- **DATA TO PROCESS**:

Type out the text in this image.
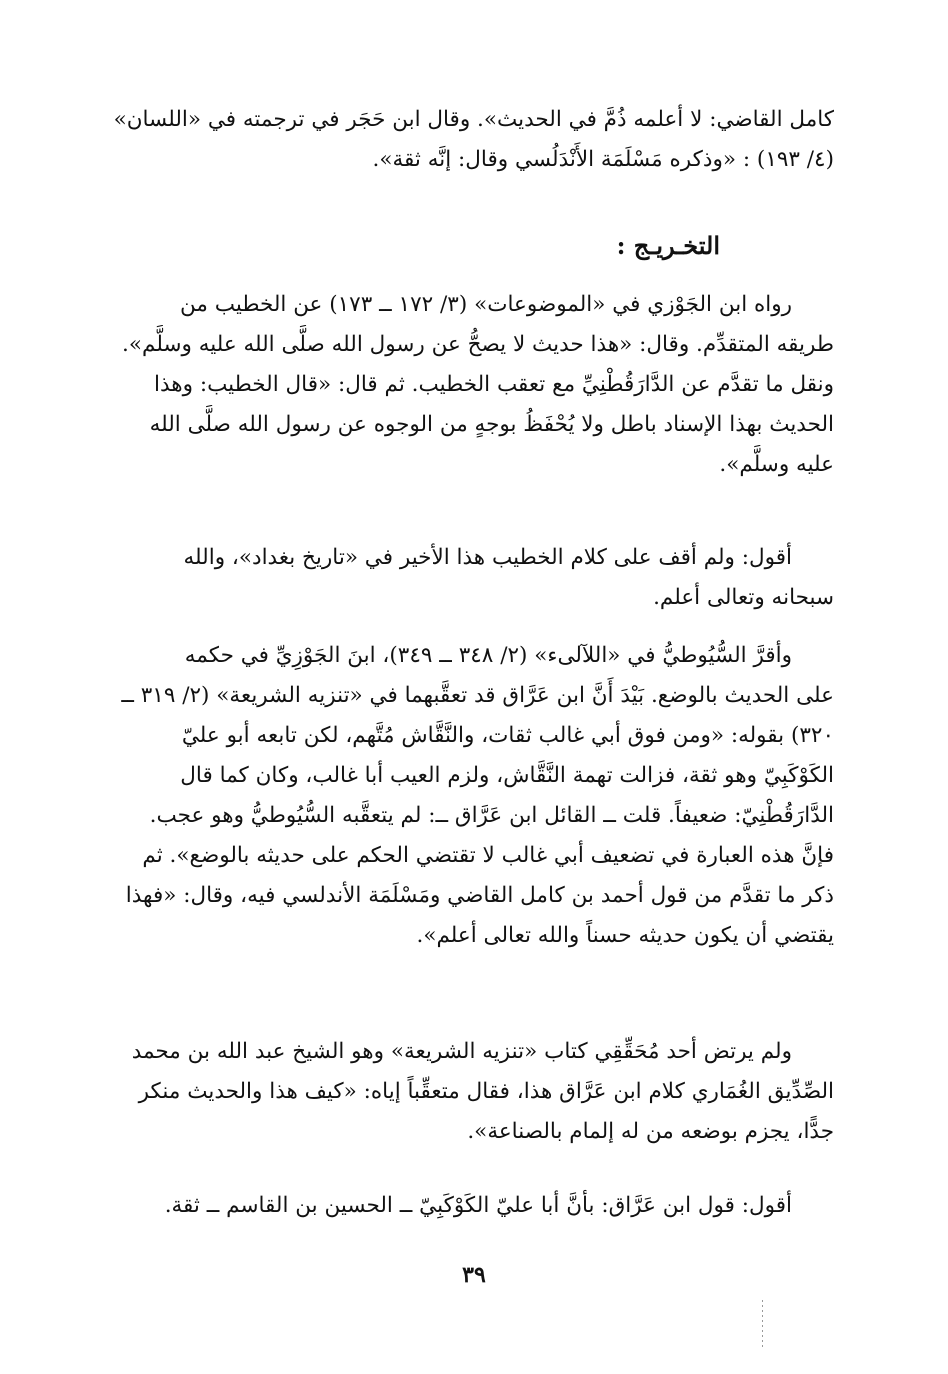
كامل القاضي: لا أعلمه ذُمَّ في الحديث». وقال ابن حَجَر في ترجمته في «اللسان»
(٤/ ١٩٣) : «وذكره مَسْلَمَة الأَنْدَلُسي وقال: إنَّه ثقة».
التخـريـج :
رواه ابن الجَوْزي في «الموضوعات» (٣/ ١٧٢ ــ ١٧٣) عن الخطيب من
طريقه المتقدِّم. وقال: «هذا حديث لا يصحُّ عن رسول الله صلَّى الله عليه وسلَّم».
ونقل ما تقدَّم عن الدَّارَقُطْنِيِّ مع تعقب الخطيب. ثم قال: «قال الخطيب: وهذا
الحديث بهذا الإسناد باطل ولا يُحْفَظُ بوجهٍ من الوجوه عن رسول الله صلَّى الله
عليه وسلَّم».
أقول: ولم أقف على كلام الخطيب هذا الأخير في «تاريخ بغداد»، والله
سبحانه وتعالى أعلم.
وأقرَّ السُّيُوطيُّ في «اللآلىء» (٢/ ٣٤٨ ــ ٣٤٩)، ابنَ الجَوْزِيِّ في حكمه
على الحديث بالوضع. بَيْدَ أَنَّ ابن عَرَّاق قد تعقَّبهما في «تنزيه الشريعة» (٢/ ٣١٩ ــ
٣٢٠) بقوله: «ومن فوق أبي غالب ثقات، والنَّقَّاش مُتَّهم، لكن تابعه أبو عليّ
الكَوْكَبِيّ وهو ثقة، فزالت تهمة النَّقَّاش، ولزم العيب أبا غالب، وكان كما قال
الدَّارَقُطْنِيّ: ضعيفاً. قلت ــ القائل ابن عَرَّاق ــ: لم يتعقَّبه السُّيُوطيُّ وهو عجب.
فإنَّ هذه العبارة في تضعيف أبي غالب لا تقتضي الحكم على حديثه بالوضع». ثم
ذكر ما تقدَّم من قول أحمد بن كامل القاضي ومَسْلَمَة الأندلسي فيه، وقال: «فهذا
يقتضي أن يكون حديثه حسناً والله تعالى أعلم».
ولم يرتض أحد مُحَقِّقِي كتاب «تنزيه الشريعة» وهو الشيخ عبد الله بن محمد
الصِّدِّيق الغُمَاري كلام ابن عَرَّاق هذا، فقال متعقِّباً إياه: «كيف هذا والحديث منكر
جدًّا، يجزم بوضعه من له إلمام بالصناعة».
أقول: قول ابن عَرَّاق: بأنَّ أبا عليّ الكَوْكَبِيّ ــ الحسين بن القاسم ــ ثقة.
٣٩
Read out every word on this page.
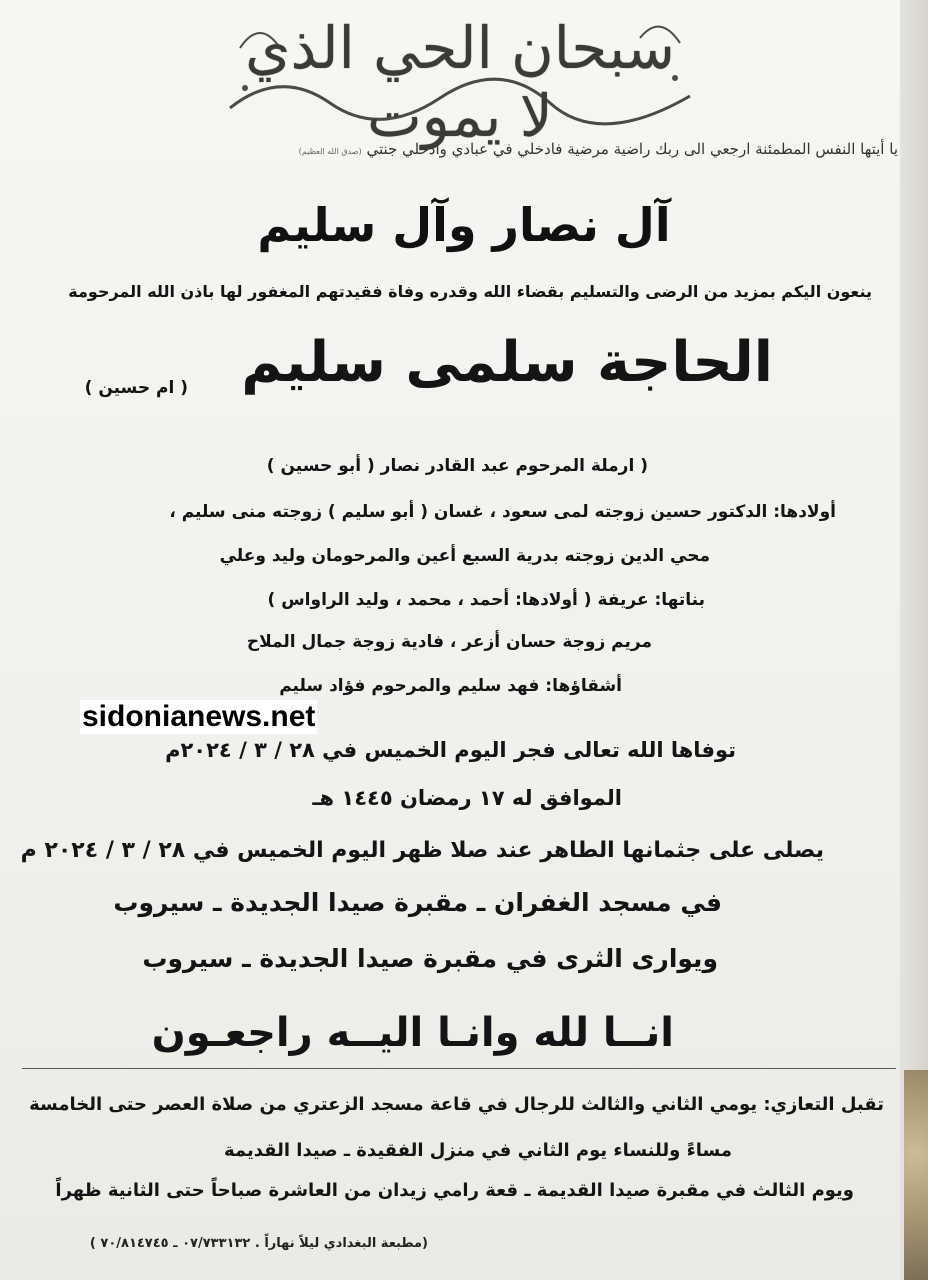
سبحان الحي الذي لا يموت

يا أيتها النفس المطمئنة ارجعي الى ربك راضية مرضية فادخلي في عبادي وادخلي جنتي (صدق الله العظيم)

آل نصار وآل سليم

ينعون اليكم بمزيد من الرضى والتسليم بقضاء الله وقدره وفاة فقيدتهم المغفور لها باذن الله المرحومة

الحاجة سلمى سليم

( ام حسين )

( ارملة المرحوم عبد القادر نصار ( أبو حسين )

أولادها: الدكتور حسين زوجته لمى سعود ، غسان ( أبو سليم ) زوجته منى سليم ،

محي الدين زوجته بدرية السبع أعين والمرحومان وليد وعلي

بناتها: عريفة ( أولادها: أحمد ، محمد ، وليد الراواس )

مريم زوجة حسان أزعر ، فادية زوجة جمال الملاح

أشقاؤها: فهد سليم والمرحوم فؤاد سليم

sidonianews.net

توفاها الله تعالى فجر اليوم الخميس في ٢٨ / ٣ / ٢٠٢٤م

الموافق له ١٧ رمضان ١٤٤٥ هـ

يصلى على جثمانها الطاهر عند صلا ظهر اليوم الخميس في ٢٨ / ٣ / ٢٠٢٤ م

في مسجد الغفران ـ مقبرة صيدا الجديدة ـ سيروب

ويوارى الثرى في مقبرة صيدا الجديدة ـ سيروب

انــا لله وانـا اليــه راجعـون

تقبل التعازي: يومي الثاني والثالث للرجال في قاعة مسجد الزعتري من صلاة العصر حتى الخامسة

مساءً وللنساء يوم الثاني في منزل الفقيدة ـ صيدا القديمة

ويوم الثالث في مقبرة صيدا القديمة ـ قعة رامي زيدان من العاشرة صباحاً حتى الثانية ظهراً

(مطبعة البغدادي ليلاً نهاراً . ٠٧/٧٣٣١٣٢ ـ ٧٠/٨١٤٧٤٥ )
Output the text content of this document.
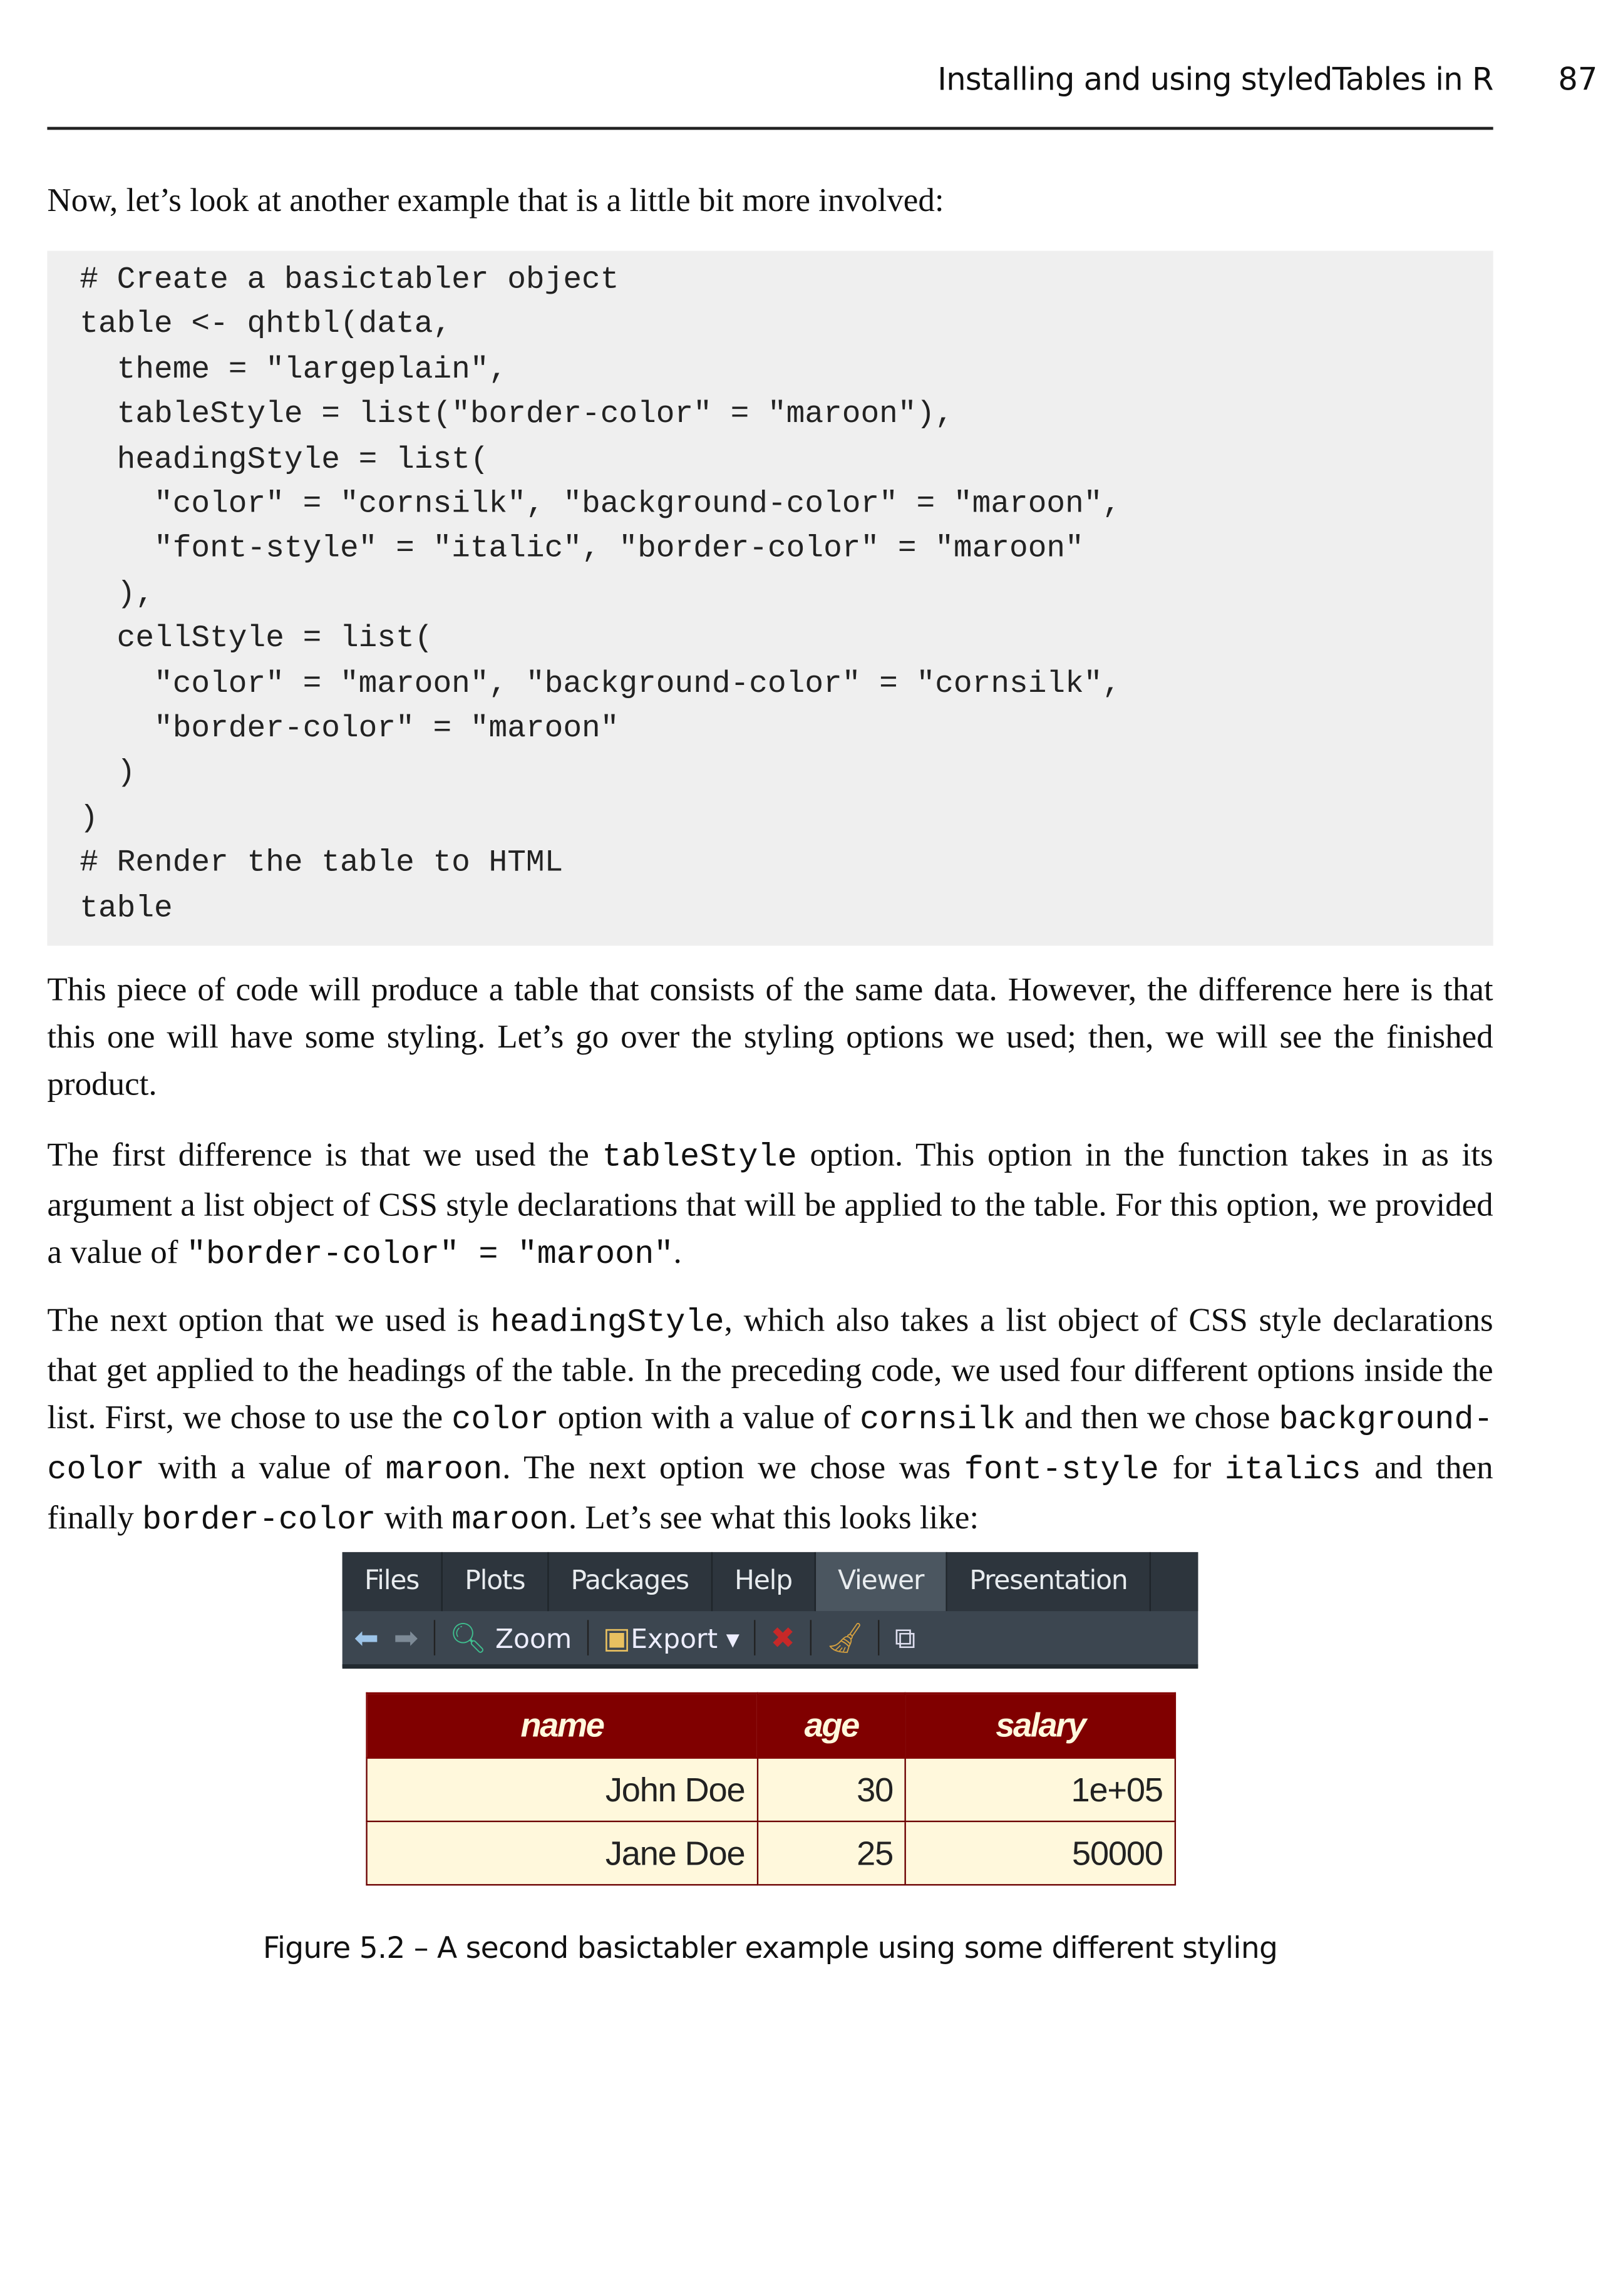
Installing and using styledTables in R	87
Now, let’s look at another example that is a little bit more involved:
# Create a basictabler object
table <- qhtbl(data,
theme = "largeplain",
tableStyle = list("border-color" = "maroon"),
headingStyle = list(
"color" = "cornsilk", "background-color" = "maroon",
"font-style" = "italic", "border-color" = "maroon"
),
cellStyle = list(
"color" = "maroon", "background-color" = "cornsilk",
"border-color" = "maroon"
)
)
# Render the table to HTML
table
This piece of code will produce a table that consists of the same data. However, the difference here is that this one will have some styling. Let’s go over the styling options we used; then, we will see the finished product.
The first difference is that we used the tableStyle option. This option in the function takes in as its argument a list object of CSS style declarations that will be applied to the table. For this option, we provided a value of "border-color" = "maroon".
The next option that we used is headingStyle, which also takes a list object of CSS style declarations that get applied to the headings of the table. In the preceding code, we used four different options inside the list. First, we chose to use the color option with a value of cornsilk and then we chose background-color with a value of maroon. The next option we chose was font-style for italics and then finally border-color with maroon. Let’s see what this looks like:
Files	Plots	Packages	Help	Viewer	Presentation
⬅ ➡ 🔍︎ Zoom ▣Export ▾ ✖ 🧹︎ ⧉
name	age	salary
John Doe	30	1e+05
Jane Doe	25	50000
Figure 5.2 – A second basictabler example using some different styling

- **TASK INSTRUCTIONS**: Copy the listing exactly. Any image in it stays out of the copy.

- **THE OUTPUT**:
Type out the text in this image.
كامل القاضي: لا أعلمه ذُمَّ في الحديث». وقال ابن حَجَر في ترجمته في «اللسان»
(٤/ ١٩٣) : «وذكره مَسْلَمَة الأَنْدَلُسي وقال: إنَّه ثقة».
التخـريـج :
رواه ابن الجَوْزي في «الموضوعات» (٣/ ١٧٢ ــ ١٧٣) عن الخطيب من
طريقه المتقدِّم. وقال: «هذا حديث لا يصحُّ عن رسول الله صلَّى الله عليه وسلَّم».
ونقل ما تقدَّم عن الدَّارَقُطْنِيِّ مع تعقب الخطيب. ثم قال: «قال الخطيب: وهذا
الحديث بهذا الإسناد باطل ولا يُحْفَظُ بوجهٍ من الوجوه عن رسول الله صلَّى الله
عليه وسلَّم».
أقول: ولم أقف على كلام الخطيب هذا الأخير في «تاريخ بغداد»، والله
سبحانه وتعالى أعلم.
وأقرَّ السُّيُوطيُّ في «اللآلىء» (٢/ ٣٤٨ ــ ٣٤٩)، ابنَ الجَوْزِيِّ في حكمه
على الحديث بالوضع. بَيْدَ أَنَّ ابن عَرَّاق قد تعقَّبهما في «تنزيه الشريعة» (٢/ ٣١٩ ــ
٣٢٠) بقوله: «ومن فوق أبي غالب ثقات، والنَّقَّاش مُتَّهم، لكن تابعه أبو عليّ
الكَوْكَبِيّ وهو ثقة، فزالت تهمة النَّقَّاش، ولزم العيب أبا غالب، وكان كما قال
الدَّارَقُطْنِيّ: ضعيفاً. قلت ــ القائل ابن عَرَّاق ــ: لم يتعقَّبه السُّيُوطيُّ وهو عجب.
فإنَّ هذه العبارة في تضعيف أبي غالب لا تقتضي الحكم على حديثه بالوضع». ثم
ذكر ما تقدَّم من قول أحمد بن كامل القاضي ومَسْلَمَة الأندلسي فيه، وقال: «فهذا
يقتضي أن يكون حديثه حسناً والله تعالى أعلم».
ولم يرتض أحد مُحَقِّقِي كتاب «تنزيه الشريعة» وهو الشيخ عبد الله بن محمد
الصِّدِّيق الغُمَاري كلام ابن عَرَّاق هذا، فقال متعقِّباً إياه: «كيف هذا والحديث منكر
جدًّا، يجزم بوضعه من له إلمام بالصناعة».
أقول: قول ابن عَرَّاق: بأنَّ أبا عليّ الكَوْكَبِيّ ــ الحسين بن القاسم ــ ثقة.
٣٩
Read out every word on this page.
سبحان الحي الذي لا يموت

يا أيتها النفس المطمئنة ارجعي الى ربك راضية مرضية فادخلي في عبادي وادخلي جنتي (صدق الله العظيم)

آل نصار وآل سليم

ينعون اليكم بمزيد من الرضى والتسليم بقضاء الله وقدره وفاة فقيدتهم المغفور لها باذن الله المرحومة

الحاجة سلمى سليم

( ام حسين )

( ارملة المرحوم عبد القادر نصار ( أبو حسين )

أولادها: الدكتور حسين زوجته لمى سعود ، غسان ( أبو سليم ) زوجته منى سليم ،

محي الدين زوجته بدرية السبع أعين والمرحومان وليد وعلي

بناتها: عريفة ( أولادها: أحمد ، محمد ، وليد الراواس )

مريم زوجة حسان أزعر ، فادية زوجة جمال الملاح

أشقاؤها: فهد سليم والمرحوم فؤاد سليم

sidonianews.net

توفاها الله تعالى فجر اليوم الخميس في ٢٨ / ٣ / ٢٠٢٤م

الموافق له ١٧ رمضان ١٤٤٥ هـ

يصلى على جثمانها الطاهر عند صلا ظهر اليوم الخميس في ٢٨ / ٣ / ٢٠٢٤ م

في مسجد الغفران ـ مقبرة صيدا الجديدة ـ سيروب

ويوارى الثرى في مقبرة صيدا الجديدة ـ سيروب

انــا لله وانـا اليــه راجعـون

تقبل التعازي: يومي الثاني والثالث للرجال في قاعة مسجد الزعتري من صلاة العصر حتى الخامسة

مساءً وللنساء يوم الثاني في منزل الفقيدة ـ صيدا القديمة

ويوم الثالث في مقبرة صيدا القديمة ـ قعة رامي زيدان من العاشرة صباحاً حتى الثانية ظهراً

(مطبعة البغدادي ليلاً نهاراً . ٠٧/٧٣٣١٣٢ ـ ٧٠/٨١٤٧٤٥ )
Output the text content of this document.
Installing and using styledTables in R	87
Now, let’s look at another example that is a little bit more involved:
# Create a basictabler object
table <- qhtbl(data,
theme = "largeplain",
tableStyle = list("border-color" = "maroon"),
headingStyle = list(
"color" = "cornsilk", "background-color" = "maroon",
"font-style" = "italic", "border-color" = "maroon"
),
cellStyle = list(
"color" = "maroon", "background-color" = "cornsilk",
"border-color" = "maroon"
)
)
# Render the table to HTML
table
This piece of code will produce a table that consists of the same data. However, the difference here is that this one will have some styling. Let’s go over the styling options we used; then, we will see the finished product.
The first difference is that we used the tableStyle option. This option in the function takes in as its argument a list object of CSS style declarations that will be applied to the table. For this option, we provided a value of "border-color" = "maroon".
The next option that we used is headingStyle, which also takes a list object of CSS style declarations that get applied to the headings of the table. In the preceding code, we used four different options inside the list. First, we chose to use the color option with a value of cornsilk and then we chose background-color with a value of maroon. The next option we chose was font-style for italics and then finally border-color with maroon. Let’s see what this looks like:
Files	Plots	Packages	Help	Viewer	Presentation
⬅ ➡ 🔍︎ Zoom ▣Export ▾ ✖ 🧹︎ ⧉
name	age	salary
John Doe	30	1e+05
Jane Doe	25	50000
Figure 5.2 – A second basictabler example using some different styling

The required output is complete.